■ What to work on:
Each line below either holds the string "Single" or doesn't. Count those that do and give only the number.

■ Data for this task:
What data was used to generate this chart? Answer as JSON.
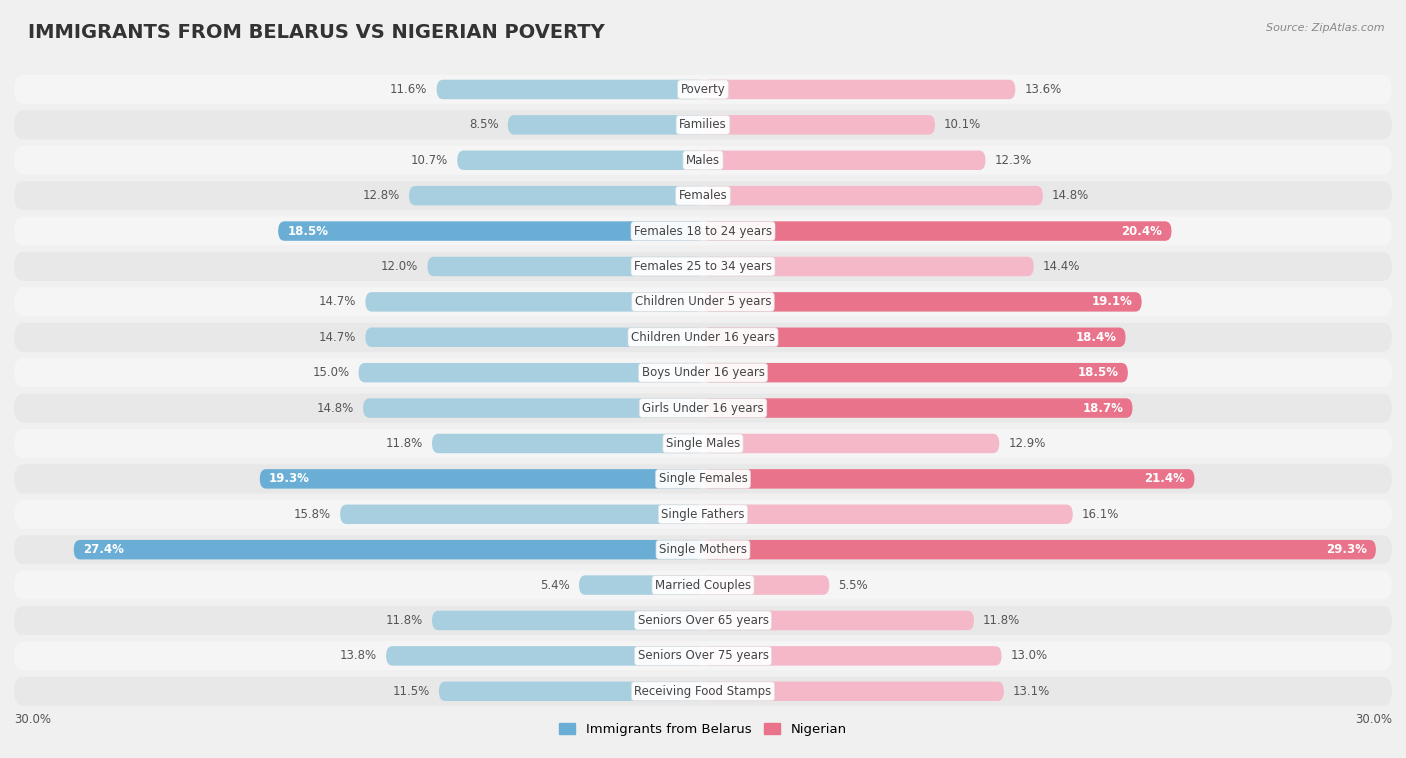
{
  "title": "IMMIGRANTS FROM BELARUS VS NIGERIAN POVERTY",
  "source": "Source: ZipAtlas.com",
  "categories": [
    "Poverty",
    "Families",
    "Males",
    "Females",
    "Females 18 to 24 years",
    "Females 25 to 34 years",
    "Children Under 5 years",
    "Children Under 16 years",
    "Boys Under 16 years",
    "Girls Under 16 years",
    "Single Males",
    "Single Females",
    "Single Fathers",
    "Single Mothers",
    "Married Couples",
    "Seniors Over 65 years",
    "Seniors Over 75 years",
    "Receiving Food Stamps"
  ],
  "belarus_values": [
    11.6,
    8.5,
    10.7,
    12.8,
    18.5,
    12.0,
    14.7,
    14.7,
    15.0,
    14.8,
    11.8,
    19.3,
    15.8,
    27.4,
    5.4,
    11.8,
    13.8,
    11.5
  ],
  "nigerian_values": [
    13.6,
    10.1,
    12.3,
    14.8,
    20.4,
    14.4,
    19.1,
    18.4,
    18.5,
    18.7,
    12.9,
    21.4,
    16.1,
    29.3,
    5.5,
    11.8,
    13.0,
    13.1
  ],
  "belarus_color_normal": "#a8cfe0",
  "belarus_color_highlight": "#6aaed6",
  "nigerian_color_normal": "#f4b8c8",
  "nigerian_color_highlight": "#e8738a",
  "belarus_label": "Immigrants from Belarus",
  "nigerian_label": "Nigerian",
  "bg_color": "#f0f0f0",
  "row_bg_color": "#e8e8e8",
  "row_stripe_color": "#f5f5f5",
  "max_val": 30,
  "highlight_belarus_indices": [
    4,
    11,
    13
  ],
  "highlight_nigerian_indices": [
    4,
    6,
    7,
    8,
    9,
    11,
    13
  ],
  "title_fontsize": 14,
  "label_fontsize": 8.5,
  "cat_fontsize": 8.5
}
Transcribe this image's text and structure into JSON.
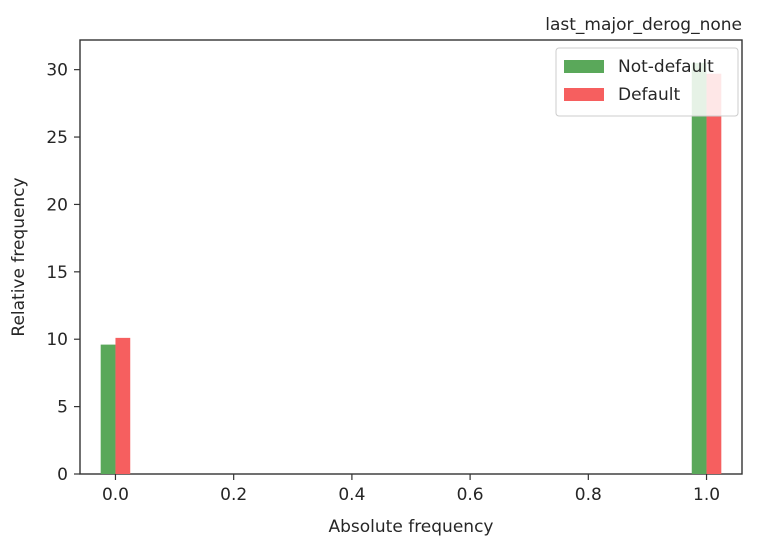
{
  "chart_data": {
    "type": "bar",
    "title": "last_major_derog_none",
    "xlabel": "Absolute frequency",
    "ylabel": "Relative frequency",
    "xlim": [
      -0.06,
      1.06
    ],
    "ylim": [
      0,
      32.2
    ],
    "xticks": [
      0.0,
      0.2,
      0.4,
      0.6,
      0.8,
      1.0
    ],
    "xtick_labels": [
      "0.0",
      "0.2",
      "0.4",
      "0.6",
      "0.8",
      "1.0"
    ],
    "yticks": [
      0,
      5,
      10,
      15,
      20,
      25,
      30
    ],
    "ytick_labels": [
      "0",
      "5",
      "10",
      "15",
      "20",
      "25",
      "30"
    ],
    "bar_width": 0.025,
    "legend_position": "top-right",
    "grid": false,
    "series": [
      {
        "name": "Not-default",
        "color": "#5aa85a",
        "x": [
          0.0,
          1.0
        ],
        "values": [
          9.6,
          30.5
        ],
        "offset": -0.0125
      },
      {
        "name": "Default",
        "color": "#f65f5f",
        "x": [
          0.0,
          1.0
        ],
        "values": [
          10.1,
          29.7
        ],
        "offset": 0.0125
      }
    ]
  }
}
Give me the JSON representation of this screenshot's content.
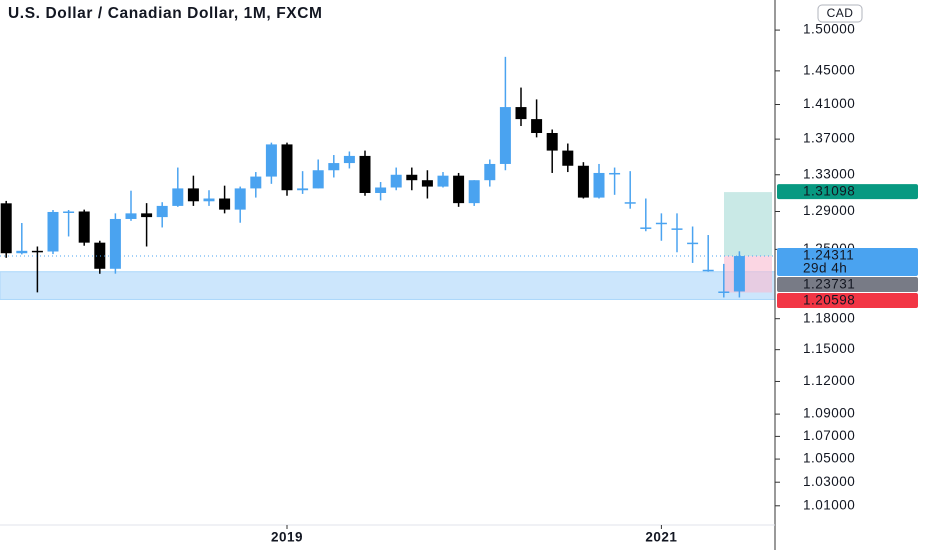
{
  "chart_data": {
    "type": "candlestick",
    "title": "U.S. Dollar / Canadian Dollar, 1M, FXCM",
    "currency": "CAD",
    "log_scale": true,
    "up_color": "#4aa3f0",
    "down_color": "#000000",
    "categories": [
      null,
      null,
      null,
      null,
      null,
      null,
      null,
      null,
      null,
      null,
      null,
      null,
      null,
      null,
      null,
      null,
      null,
      null,
      "2019",
      null,
      null,
      null,
      null,
      null,
      null,
      null,
      null,
      null,
      null,
      null,
      null,
      null,
      null,
      null,
      null,
      null,
      null,
      null,
      null,
      null,
      null,
      null,
      "2021",
      null,
      null,
      null,
      null,
      null
    ],
    "open": [
      1.2988,
      1.246,
      1.2485,
      1.2478,
      1.2895,
      1.29,
      1.257,
      1.23,
      1.282,
      1.288,
      1.284,
      1.296,
      1.315,
      1.301,
      1.304,
      1.292,
      1.315,
      1.328,
      1.364,
      1.313,
      1.315,
      1.335,
      1.343,
      1.351,
      1.31,
      1.316,
      1.33,
      1.324,
      1.317,
      1.329,
      1.299,
      1.324,
      1.342,
      1.407,
      1.393,
      1.377,
      1.357,
      1.34,
      1.305,
      1.332,
      1.3,
      1.273,
      1.278,
      1.272,
      1.257,
      1.229,
      1.207,
      1.207
    ],
    "high": [
      1.3014,
      1.2777,
      1.253,
      1.2916,
      1.2916,
      1.292,
      1.259,
      1.288,
      1.3125,
      1.299,
      1.3,
      1.338,
      1.329,
      1.313,
      1.318,
      1.317,
      1.333,
      1.366,
      1.366,
      1.334,
      1.347,
      1.352,
      1.356,
      1.357,
      1.322,
      1.338,
      1.338,
      1.335,
      1.333,
      1.332,
      1.324,
      1.347,
      1.467,
      1.43,
      1.416,
      1.381,
      1.365,
      1.344,
      1.342,
      1.338,
      1.334,
      1.304,
      1.288,
      1.288,
      1.274,
      1.265,
      1.235,
      1.248
    ],
    "low": [
      1.2413,
      1.2448,
      1.2061,
      1.2451,
      1.2635,
      1.2538,
      1.2249,
      1.225,
      1.28,
      1.253,
      1.273,
      1.295,
      1.296,
      1.296,
      1.288,
      1.278,
      1.305,
      1.32,
      1.307,
      1.309,
      1.315,
      1.327,
      1.337,
      1.307,
      1.302,
      1.313,
      1.313,
      1.304,
      1.316,
      1.295,
      1.296,
      1.317,
      1.335,
      1.385,
      1.372,
      1.332,
      1.333,
      1.304,
      1.304,
      1.308,
      1.293,
      1.269,
      1.259,
      1.247,
      1.236,
      1.227,
      1.201,
      1.201
    ],
    "close": [
      1.246,
      1.2485,
      1.2478,
      1.2895,
      1.29,
      1.257,
      1.23,
      1.282,
      1.288,
      1.284,
      1.296,
      1.315,
      1.301,
      1.304,
      1.292,
      1.315,
      1.328,
      1.364,
      1.313,
      1.315,
      1.335,
      1.343,
      1.351,
      1.31,
      1.316,
      1.33,
      1.324,
      1.317,
      1.329,
      1.299,
      1.324,
      1.342,
      1.407,
      1.393,
      1.377,
      1.357,
      1.34,
      1.305,
      1.332,
      1.332,
      1.3,
      1.273,
      1.278,
      1.272,
      1.257,
      1.229,
      1.207,
      1.2431
    ],
    "ylim": [
      0.994,
      1.538
    ],
    "yticks": [
      {
        "value": 1.01,
        "label": "1.01000"
      },
      {
        "value": 1.03,
        "label": "1.03000"
      },
      {
        "value": 1.05,
        "label": "1.05000"
      },
      {
        "value": 1.07,
        "label": "1.07000"
      },
      {
        "value": 1.09,
        "label": "1.09000"
      },
      {
        "value": 1.12,
        "label": "1.12000"
      },
      {
        "value": 1.15,
        "label": "1.15000"
      },
      {
        "value": 1.18,
        "label": "1.18000"
      },
      {
        "value": 1.25,
        "label": "1.25000"
      },
      {
        "value": 1.29,
        "label": "1.29000"
      },
      {
        "value": 1.33,
        "label": "1.33000"
      },
      {
        "value": 1.37,
        "label": "1.37000"
      },
      {
        "value": 1.41,
        "label": "1.41000"
      },
      {
        "value": 1.45,
        "label": "1.45000"
      },
      {
        "value": 1.5,
        "label": "1.50000"
      }
    ],
    "zone": [
      1.199,
      1.227
    ],
    "position": {
      "target": 1.31098,
      "entry": 1.24311,
      "stop": 1.20598
    },
    "last_price": 1.24311,
    "countdown": "29d 4h",
    "price_marker": 1.23731
  }
}
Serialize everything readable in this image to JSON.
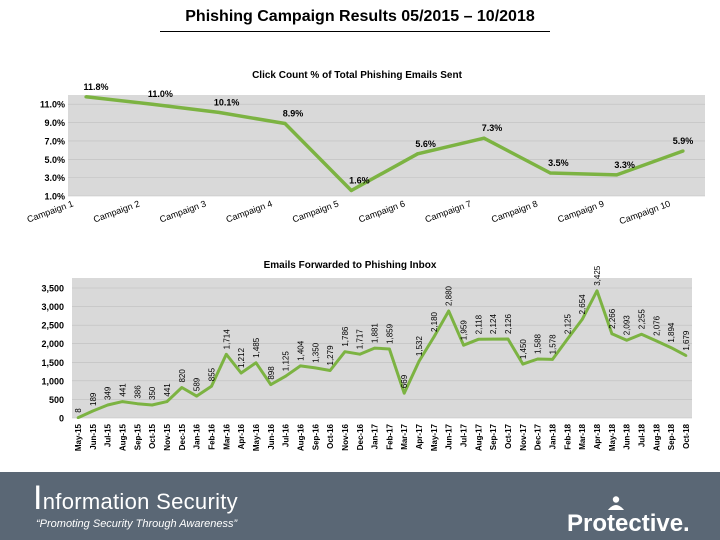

■ Response to the exercise:
4